== Job ==
Produce an exact transcription of the listing below, omitting the pictures.

Collected data

....

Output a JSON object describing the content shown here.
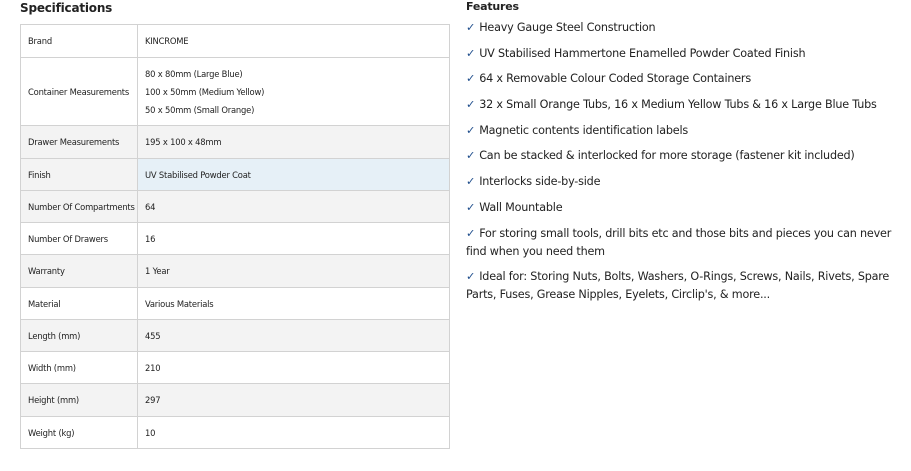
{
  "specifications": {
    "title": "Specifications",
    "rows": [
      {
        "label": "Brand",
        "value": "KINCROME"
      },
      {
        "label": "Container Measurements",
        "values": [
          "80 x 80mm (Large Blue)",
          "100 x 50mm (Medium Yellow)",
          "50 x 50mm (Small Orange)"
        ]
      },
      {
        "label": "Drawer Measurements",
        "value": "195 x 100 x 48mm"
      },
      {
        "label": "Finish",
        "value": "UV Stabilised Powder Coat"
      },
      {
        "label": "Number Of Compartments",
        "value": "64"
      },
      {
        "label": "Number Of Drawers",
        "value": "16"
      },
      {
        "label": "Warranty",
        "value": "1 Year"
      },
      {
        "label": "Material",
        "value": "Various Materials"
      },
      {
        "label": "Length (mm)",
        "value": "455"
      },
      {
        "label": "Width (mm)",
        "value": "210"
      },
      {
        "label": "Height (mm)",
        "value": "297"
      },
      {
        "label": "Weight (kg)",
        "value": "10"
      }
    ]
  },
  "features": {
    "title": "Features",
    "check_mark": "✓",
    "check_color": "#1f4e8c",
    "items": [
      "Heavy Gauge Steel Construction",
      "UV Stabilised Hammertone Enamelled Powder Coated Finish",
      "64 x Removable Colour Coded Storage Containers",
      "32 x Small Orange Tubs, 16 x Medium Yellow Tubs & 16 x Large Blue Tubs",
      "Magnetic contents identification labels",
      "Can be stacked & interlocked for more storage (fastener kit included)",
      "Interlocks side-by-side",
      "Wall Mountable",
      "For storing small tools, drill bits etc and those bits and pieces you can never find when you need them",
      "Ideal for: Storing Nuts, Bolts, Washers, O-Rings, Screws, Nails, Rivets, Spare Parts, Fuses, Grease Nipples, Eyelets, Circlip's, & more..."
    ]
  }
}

....

== Solution for this exercise ==
Output a JSON object describing the content shown here.
{
  "specifications": {
    "title": "Specifications",
    "rows": [
      {
        "label": "Brand",
        "value": "KINCROME"
      },
      {
        "label": "Container Measurements",
        "values": [
          "80 x 80mm (Large Blue)",
          "100 x 50mm (Medium Yellow)",
          "50 x 50mm (Small Orange)"
        ]
      },
      {
        "label": "Drawer Measurements",
        "value": "195 x 100 x 48mm"
      },
      {
        "label": "Finish",
        "value": "UV Stabilised Powder Coat"
      },
      {
        "label": "Number Of Compartments",
        "value": "64"
      },
      {
        "label": "Number Of Drawers",
        "value": "16"
      },
      {
        "label": "Warranty",
        "value": "1 Year"
      },
      {
        "label": "Material",
        "value": "Various Materials"
      },
      {
        "label": "Length (mm)",
        "value": "455"
      },
      {
        "label": "Width (mm)",
        "value": "210"
      },
      {
        "label": "Height (mm)",
        "value": "297"
      },
      {
        "label": "Weight (kg)",
        "value": "10"
      }
    ]
  },
  "features": {
    "title": "Features",
    "check_mark": "✓",
    "check_color": "#1f4e8c",
    "items": [
      "Heavy Gauge Steel Construction",
      "UV Stabilised Hammertone Enamelled Powder Coated Finish",
      "64 x Removable Colour Coded Storage Containers",
      "32 x Small Orange Tubs, 16 x Medium Yellow Tubs & 16 x Large Blue Tubs",
      "Magnetic contents identification labels",
      "Can be stacked & interlocked for more storage (fastener kit included)",
      "Interlocks side-by-side",
      "Wall Mountable",
      "For storing small tools, drill bits etc and those bits and pieces you can never find when you need them",
      "Ideal for: Storing Nuts, Bolts, Washers, O-Rings, Screws, Nails, Rivets, Spare Parts, Fuses, Grease Nipples, Eyelets, Circlip's, & more..."
    ]
  }
}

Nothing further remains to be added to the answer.